Entries provided:

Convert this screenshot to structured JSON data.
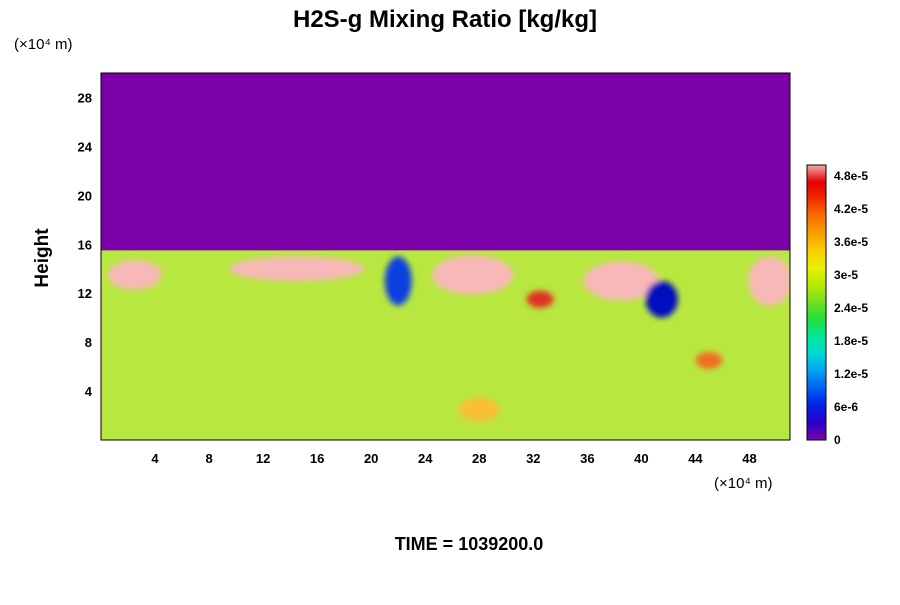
{
  "chart_data": {
    "type": "heatmap",
    "title": "H2S-g Mixing Ratio [kg/kg]",
    "ylabel": "Height",
    "x_unit_label": "(×10⁴ m)",
    "y_unit_label": "(×10⁴ m)",
    "footer": "TIME = 1039200.0",
    "xlim": [
      0,
      51
    ],
    "ylim": [
      0,
      30
    ],
    "xticks": [
      "4",
      "8",
      "12",
      "16",
      "20",
      "24",
      "28",
      "32",
      "36",
      "40",
      "44",
      "48"
    ],
    "yticks": [
      "4",
      "8",
      "12",
      "16",
      "20",
      "24",
      "28"
    ],
    "colorbar": {
      "range": [
        0,
        5e-05
      ],
      "tick_labels": [
        "0",
        "6e-6",
        "1.2e-5",
        "1.8e-5",
        "2.4e-5",
        "3e-5",
        "3.6e-5",
        "4.2e-5",
        "4.8e-5"
      ],
      "colors": [
        "#7b00a8",
        "#2a00c8",
        "#0020e8",
        "#0060f0",
        "#00a0f0",
        "#00d8d8",
        "#00e89a",
        "#20e040",
        "#70e020",
        "#b8e800",
        "#e8f000",
        "#f8d000",
        "#f8a000",
        "#f87000",
        "#f03000",
        "#e00000",
        "#f8a8a8"
      ]
    },
    "field": {
      "background": "#7b00a8",
      "lower_layer_top": 15.5,
      "lower_layer_color": "#b8e840",
      "features": [
        {
          "x": 2.5,
          "y": 13.5,
          "rx": 2.0,
          "ry": 1.2,
          "color": "#f8b8b8"
        },
        {
          "x": 14.5,
          "y": 14.0,
          "rx": 5.0,
          "ry": 1.0,
          "color": "#f8b8b8"
        },
        {
          "x": 27.5,
          "y": 13.5,
          "rx": 3.0,
          "ry": 1.6,
          "color": "#f8b8b8"
        },
        {
          "x": 38.5,
          "y": 13.0,
          "rx": 2.8,
          "ry": 1.6,
          "color": "#f8b8b8"
        },
        {
          "x": 49.5,
          "y": 13.0,
          "rx": 1.6,
          "ry": 2.0,
          "color": "#f8b8b8"
        },
        {
          "x": 22.0,
          "y": 13.0,
          "rx": 1.0,
          "ry": 2.0,
          "color": "#1040e0"
        },
        {
          "x": 41.5,
          "y": 11.5,
          "rx": 1.2,
          "ry": 1.5,
          "color": "#0010c0"
        },
        {
          "x": 28.0,
          "y": 2.5,
          "rx": 1.5,
          "ry": 1.0,
          "color": "#f8c030"
        },
        {
          "x": 45.0,
          "y": 6.5,
          "rx": 1.0,
          "ry": 0.7,
          "color": "#f07020"
        },
        {
          "x": 32.5,
          "y": 11.5,
          "rx": 1.0,
          "ry": 0.7,
          "color": "#e03020"
        }
      ]
    }
  }
}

Prompt: Write out each entry exactly as given, omitting any picture.

Complete answer:
Convert this screenshot to structured JSON data.
{
  "chart_data": {
    "type": "heatmap",
    "title": "H2S-g Mixing Ratio [kg/kg]",
    "ylabel": "Height",
    "x_unit_label": "(×10⁴ m)",
    "y_unit_label": "(×10⁴ m)",
    "footer": "TIME = 1039200.0",
    "xlim": [
      0,
      51
    ],
    "ylim": [
      0,
      30
    ],
    "xticks": [
      "4",
      "8",
      "12",
      "16",
      "20",
      "24",
      "28",
      "32",
      "36",
      "40",
      "44",
      "48"
    ],
    "yticks": [
      "4",
      "8",
      "12",
      "16",
      "20",
      "24",
      "28"
    ],
    "colorbar": {
      "range": [
        0,
        5e-05
      ],
      "tick_labels": [
        "0",
        "6e-6",
        "1.2e-5",
        "1.8e-5",
        "2.4e-5",
        "3e-5",
        "3.6e-5",
        "4.2e-5",
        "4.8e-5"
      ],
      "colors": [
        "#7b00a8",
        "#2a00c8",
        "#0020e8",
        "#0060f0",
        "#00a0f0",
        "#00d8d8",
        "#00e89a",
        "#20e040",
        "#70e020",
        "#b8e800",
        "#e8f000",
        "#f8d000",
        "#f8a000",
        "#f87000",
        "#f03000",
        "#e00000",
        "#f8a8a8"
      ]
    },
    "field": {
      "background": "#7b00a8",
      "lower_layer_top": 15.5,
      "lower_layer_color": "#b8e840",
      "features": [
        {
          "x": 2.5,
          "y": 13.5,
          "rx": 2.0,
          "ry": 1.2,
          "color": "#f8b8b8"
        },
        {
          "x": 14.5,
          "y": 14.0,
          "rx": 5.0,
          "ry": 1.0,
          "color": "#f8b8b8"
        },
        {
          "x": 27.5,
          "y": 13.5,
          "rx": 3.0,
          "ry": 1.6,
          "color": "#f8b8b8"
        },
        {
          "x": 38.5,
          "y": 13.0,
          "rx": 2.8,
          "ry": 1.6,
          "color": "#f8b8b8"
        },
        {
          "x": 49.5,
          "y": 13.0,
          "rx": 1.6,
          "ry": 2.0,
          "color": "#f8b8b8"
        },
        {
          "x": 22.0,
          "y": 13.0,
          "rx": 1.0,
          "ry": 2.0,
          "color": "#1040e0"
        },
        {
          "x": 41.5,
          "y": 11.5,
          "rx": 1.2,
          "ry": 1.5,
          "color": "#0010c0"
        },
        {
          "x": 28.0,
          "y": 2.5,
          "rx": 1.5,
          "ry": 1.0,
          "color": "#f8c030"
        },
        {
          "x": 45.0,
          "y": 6.5,
          "rx": 1.0,
          "ry": 0.7,
          "color": "#f07020"
        },
        {
          "x": 32.5,
          "y": 11.5,
          "rx": 1.0,
          "ry": 0.7,
          "color": "#e03020"
        }
      ]
    }
  }
}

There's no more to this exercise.